• _ENTRIES PROVIDED_
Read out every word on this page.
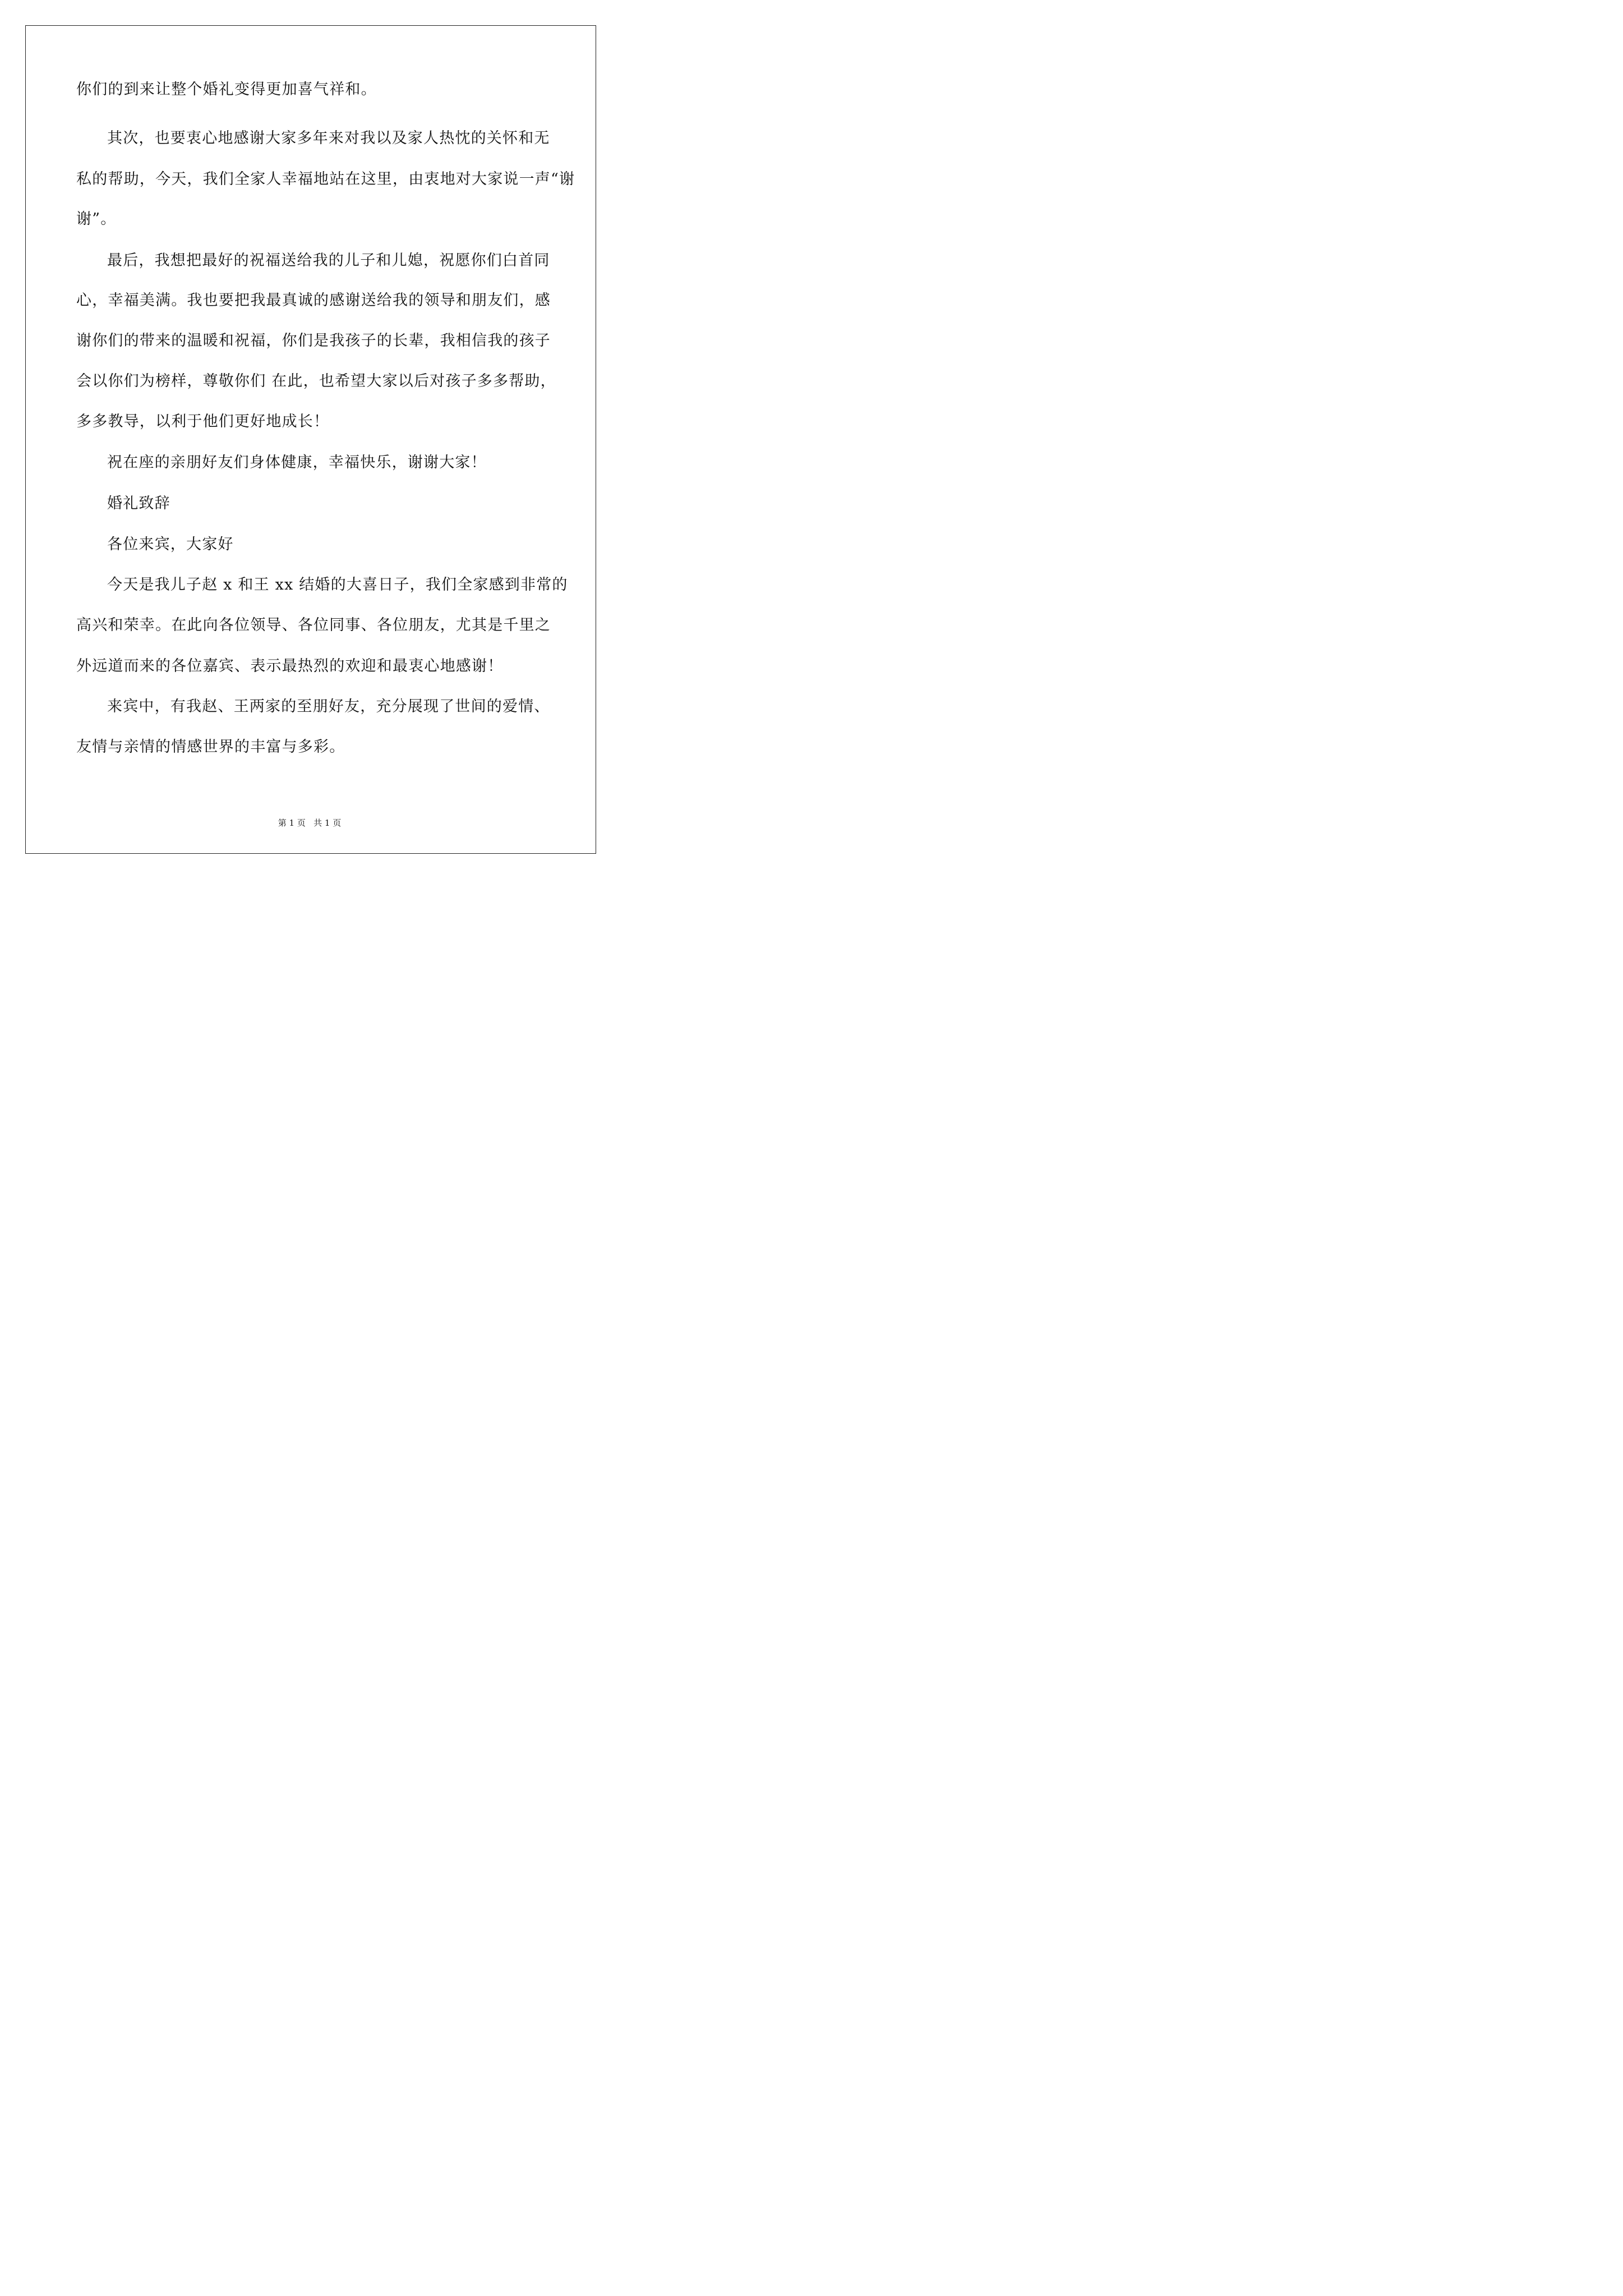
你们的到来让整个婚礼变得更加喜气祥和。
其次，也要衷心地感谢大家多年来对我以及家人热忱的关怀和无
私的帮助，今天，我们全家人幸福地站在这里，由衷地对大家说一声“谢
谢”。
最后，我想把最好的祝福送给我的儿子和儿媳，祝愿你们白首同
心，幸福美满。我也要把我最真诚的感谢送给我的领导和朋友们，感
谢你们的带来的温暖和祝福，你们是我孩子的长辈，我相信我的孩子
会以你们为榜样，尊敬你们 在此，也希望大家以后对孩子多多帮助，
多多教导，以利于他们更好地成长！
祝在座的亲朋好友们身体健康，幸福快乐，谢谢大家！
婚礼致辞
各位来宾，大家好
今天是我儿子赵 x 和王 xx 结婚的大喜日子，我们全家感到非常的
高兴和荣幸。在此向各位领导、各位同事、各位朋友，尤其是千里之
外远道而来的各位嘉宾、表示最热烈的欢迎和最衷心地感谢！
来宾中，有我赵、王两家的至朋好友，充分展现了世间的爱情、
友情与亲情的情感世界的丰富与多彩。
第 1 页   共 1 页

• _EXERCISE_
Omit the pictures. Output every record above word for word.

• _THE REPLY_
Read out every word on this page.
你们的到来让整个婚礼变得更加喜气祥和。
其次，也要衷心地感谢大家多年来对我以及家人热忱的关怀和无
私的帮助，今天，我们全家人幸福地站在这里，由衷地对大家说一声“谢
谢”。
最后，我想把最好的祝福送给我的儿子和儿媳，祝愿你们白首同
心，幸福美满。我也要把我最真诚的感谢送给我的领导和朋友们，感
谢你们的带来的温暖和祝福，你们是我孩子的长辈，我相信我的孩子
会以你们为榜样，尊敬你们 在此，也希望大家以后对孩子多多帮助，
多多教导，以利于他们更好地成长！
祝在座的亲朋好友们身体健康，幸福快乐，谢谢大家！
婚礼致辞
各位来宾，大家好
今天是我儿子赵 x 和王 xx 结婚的大喜日子，我们全家感到非常的
高兴和荣幸。在此向各位领导、各位同事、各位朋友，尤其是千里之
外远道而来的各位嘉宾、表示最热烈的欢迎和最衷心地感谢！
来宾中，有我赵、王两家的至朋好友，充分展现了世间的爱情、
友情与亲情的情感世界的丰富与多彩。
第 1 页   共 1 页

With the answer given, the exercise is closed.